Records from a collection of figures:

++++++++++++++++++++

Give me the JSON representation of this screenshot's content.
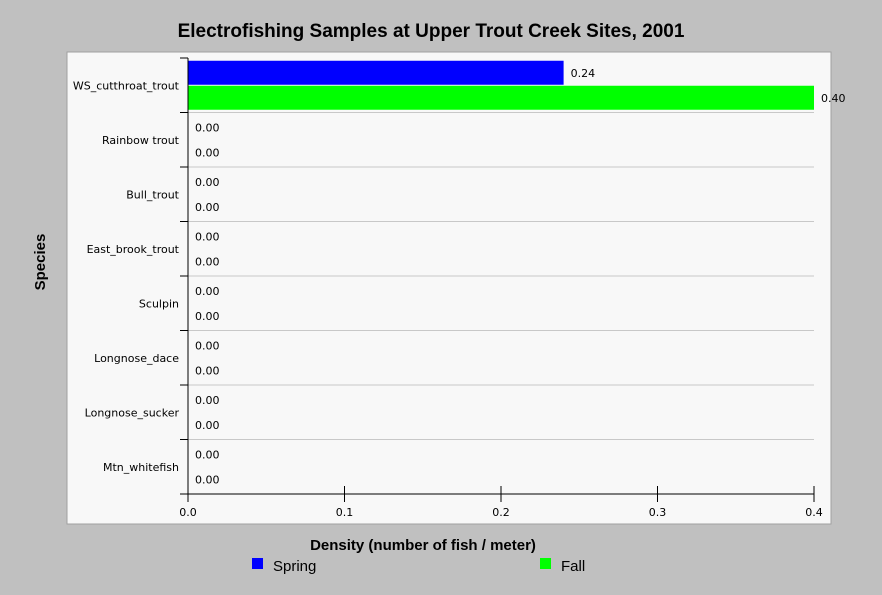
{
  "chart_data": {
    "type": "bar",
    "orientation": "horizontal",
    "title": "Electrofishing Samples at Upper Trout Creek Sites, 2001",
    "xlabel": "Density (number of fish / meter)",
    "ylabel": "Species",
    "xlim": [
      0,
      0.4
    ],
    "x_ticks": [
      "0.0",
      "0.1",
      "0.2",
      "0.3",
      "0.4"
    ],
    "categories": [
      "WS_cutthroat_trout",
      "Rainbow trout",
      "Bull_trout",
      "East_brook_trout",
      "Sculpin",
      "Longnose_dace",
      "Longnose_sucker",
      "Mtn_whitefish"
    ],
    "series": [
      {
        "name": "Spring",
        "color": "#0000ff",
        "values": [
          0.24,
          0.0,
          0.0,
          0.0,
          0.0,
          0.0,
          0.0,
          0.0
        ],
        "labels": [
          "0.24",
          "0.00",
          "0.00",
          "0.00",
          "0.00",
          "0.00",
          "0.00",
          "0.00"
        ]
      },
      {
        "name": "Fall",
        "color": "#00ff00",
        "values": [
          0.4,
          0.0,
          0.0,
          0.0,
          0.0,
          0.0,
          0.0,
          0.0
        ],
        "labels": [
          "0.40",
          "0.00",
          "0.00",
          "0.00",
          "0.00",
          "0.00",
          "0.00",
          "0.00"
        ]
      }
    ],
    "grid": {
      "horizontal_separators": true,
      "vertical": false
    },
    "legend_position": "bottom",
    "colors": {
      "background": "#c0c0c0",
      "plot_background": "#f8f8f8",
      "separator": "#c8c8c8"
    }
  }
}
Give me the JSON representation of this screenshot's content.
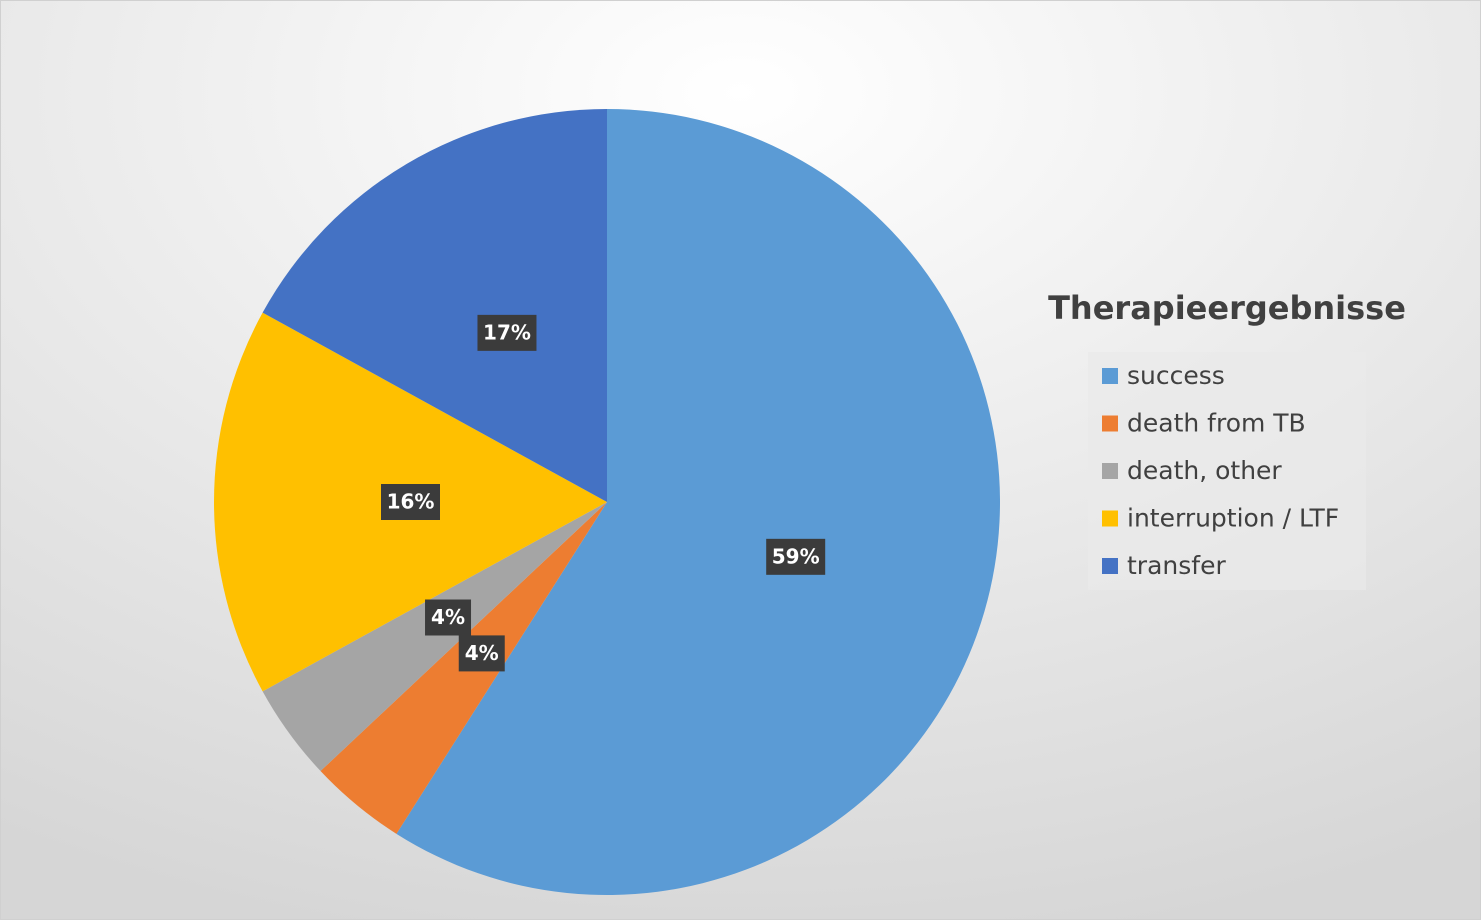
{
  "chart_data": {
    "type": "pie",
    "legend_title": "Therapieergebnisse",
    "categories": [
      "success",
      "death from TB",
      "death, other",
      "interruption / LTF",
      "transfer"
    ],
    "values": [
      59,
      4,
      4,
      16,
      17
    ],
    "value_labels": [
      "59%",
      "4%",
      "4%",
      "16%",
      "17%"
    ],
    "colors": [
      "#5b9bd5",
      "#ed7d31",
      "#a5a5a5",
      "#ffc000",
      "#4472c4"
    ],
    "legend": "right"
  }
}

++++++++++++++++++++

Directions for this task » The records above must be printed exactly; the pictures stay out.

Reply »
Give me the JSON representation of this screenshot's content.
{
  "chart_data": {
    "type": "bar",
    "orientation": "horizontal",
    "title": "Electrofishing Samples at Upper Trout Creek Sites, 2001",
    "xlabel": "Density (number of fish / meter)",
    "ylabel": "Species",
    "xlim": [
      0,
      0.4
    ],
    "x_ticks": [
      "0.0",
      "0.1",
      "0.2",
      "0.3",
      "0.4"
    ],
    "categories": [
      "WS_cutthroat_trout",
      "Rainbow trout",
      "Bull_trout",
      "East_brook_trout",
      "Sculpin",
      "Longnose_dace",
      "Longnose_sucker",
      "Mtn_whitefish"
    ],
    "series": [
      {
        "name": "Spring",
        "color": "#0000ff",
        "values": [
          0.24,
          0.0,
          0.0,
          0.0,
          0.0,
          0.0,
          0.0,
          0.0
        ],
        "labels": [
          "0.24",
          "0.00",
          "0.00",
          "0.00",
          "0.00",
          "0.00",
          "0.00",
          "0.00"
        ]
      },
      {
        "name": "Fall",
        "color": "#00ff00",
        "values": [
          0.4,
          0.0,
          0.0,
          0.0,
          0.0,
          0.0,
          0.0,
          0.0
        ],
        "labels": [
          "0.40",
          "0.00",
          "0.00",
          "0.00",
          "0.00",
          "0.00",
          "0.00",
          "0.00"
        ]
      }
    ],
    "grid": {
      "horizontal_separators": true,
      "vertical": false
    },
    "legend_position": "bottom",
    "colors": {
      "background": "#c0c0c0",
      "plot_background": "#f8f8f8",
      "separator": "#c8c8c8"
    }
  }
}
Give me the JSON representation of this screenshot's content.
{
  "chart_data": {
    "type": "pie",
    "legend_title": "Therapieergebnisse",
    "categories": [
      "success",
      "death from TB",
      "death, other",
      "interruption / LTF",
      "transfer"
    ],
    "values": [
      59,
      4,
      4,
      16,
      17
    ],
    "value_labels": [
      "59%",
      "4%",
      "4%",
      "16%",
      "17%"
    ],
    "colors": [
      "#5b9bd5",
      "#ed7d31",
      "#a5a5a5",
      "#ffc000",
      "#4472c4"
    ],
    "legend": "right"
  }
}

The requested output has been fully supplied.